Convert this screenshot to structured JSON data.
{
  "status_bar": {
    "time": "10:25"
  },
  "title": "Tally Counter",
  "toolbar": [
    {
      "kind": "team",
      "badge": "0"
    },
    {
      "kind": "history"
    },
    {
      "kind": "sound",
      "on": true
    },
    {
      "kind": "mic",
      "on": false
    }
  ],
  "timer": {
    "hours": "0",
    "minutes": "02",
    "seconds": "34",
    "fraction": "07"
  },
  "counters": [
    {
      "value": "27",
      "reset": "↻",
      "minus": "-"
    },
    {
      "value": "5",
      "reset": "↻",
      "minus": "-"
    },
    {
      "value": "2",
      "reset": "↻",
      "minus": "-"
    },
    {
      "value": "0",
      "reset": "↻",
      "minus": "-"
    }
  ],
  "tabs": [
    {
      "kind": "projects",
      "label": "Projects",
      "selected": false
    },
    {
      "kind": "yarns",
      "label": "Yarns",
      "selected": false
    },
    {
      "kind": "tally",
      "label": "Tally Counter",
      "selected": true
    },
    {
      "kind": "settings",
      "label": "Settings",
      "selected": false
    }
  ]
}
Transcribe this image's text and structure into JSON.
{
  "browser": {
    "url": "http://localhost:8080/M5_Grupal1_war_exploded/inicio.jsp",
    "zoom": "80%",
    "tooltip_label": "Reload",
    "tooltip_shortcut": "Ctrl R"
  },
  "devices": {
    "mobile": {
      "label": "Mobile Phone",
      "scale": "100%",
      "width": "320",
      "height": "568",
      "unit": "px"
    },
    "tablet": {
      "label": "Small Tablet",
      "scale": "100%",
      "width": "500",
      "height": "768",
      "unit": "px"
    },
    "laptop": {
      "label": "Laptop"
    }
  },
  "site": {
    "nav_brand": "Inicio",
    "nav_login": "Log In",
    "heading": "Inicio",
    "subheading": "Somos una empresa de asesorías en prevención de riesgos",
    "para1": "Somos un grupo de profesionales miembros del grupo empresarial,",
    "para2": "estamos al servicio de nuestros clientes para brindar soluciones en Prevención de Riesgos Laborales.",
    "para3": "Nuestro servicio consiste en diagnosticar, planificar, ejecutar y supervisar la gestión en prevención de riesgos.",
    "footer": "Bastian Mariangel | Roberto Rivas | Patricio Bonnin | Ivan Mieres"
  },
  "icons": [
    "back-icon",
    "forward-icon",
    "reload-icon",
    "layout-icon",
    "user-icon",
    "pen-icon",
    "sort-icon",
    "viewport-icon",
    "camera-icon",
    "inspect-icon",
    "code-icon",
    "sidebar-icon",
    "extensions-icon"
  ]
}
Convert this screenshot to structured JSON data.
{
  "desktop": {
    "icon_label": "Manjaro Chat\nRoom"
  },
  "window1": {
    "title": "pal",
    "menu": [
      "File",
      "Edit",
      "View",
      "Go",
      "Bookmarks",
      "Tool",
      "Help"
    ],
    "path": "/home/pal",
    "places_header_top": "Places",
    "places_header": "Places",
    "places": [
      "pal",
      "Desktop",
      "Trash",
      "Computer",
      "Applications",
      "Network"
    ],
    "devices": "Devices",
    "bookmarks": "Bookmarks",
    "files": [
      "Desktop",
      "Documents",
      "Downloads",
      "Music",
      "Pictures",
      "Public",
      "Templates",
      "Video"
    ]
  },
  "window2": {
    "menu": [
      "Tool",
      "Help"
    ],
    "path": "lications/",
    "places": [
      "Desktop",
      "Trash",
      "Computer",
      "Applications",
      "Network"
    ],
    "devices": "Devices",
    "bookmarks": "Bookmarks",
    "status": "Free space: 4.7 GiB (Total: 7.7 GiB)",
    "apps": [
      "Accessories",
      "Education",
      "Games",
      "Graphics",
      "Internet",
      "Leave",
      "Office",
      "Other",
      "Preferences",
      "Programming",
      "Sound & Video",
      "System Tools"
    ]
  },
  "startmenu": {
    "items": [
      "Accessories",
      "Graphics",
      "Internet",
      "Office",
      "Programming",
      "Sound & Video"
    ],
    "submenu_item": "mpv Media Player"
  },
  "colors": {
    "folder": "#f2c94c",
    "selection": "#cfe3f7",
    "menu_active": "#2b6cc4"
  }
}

══════

What you will do: Out of the material above, select every line that holds the string "servicio".

Reply to the task:
    "para2": "estamos al servicio de nuestros clientes para brindar soluciones en Prevención de Riesgos Laborales.",
    "para3": "Nuestro servicio consiste en diagnosticar, planificar, ejecutar y supervisar la gestión en prevención de riesgos.",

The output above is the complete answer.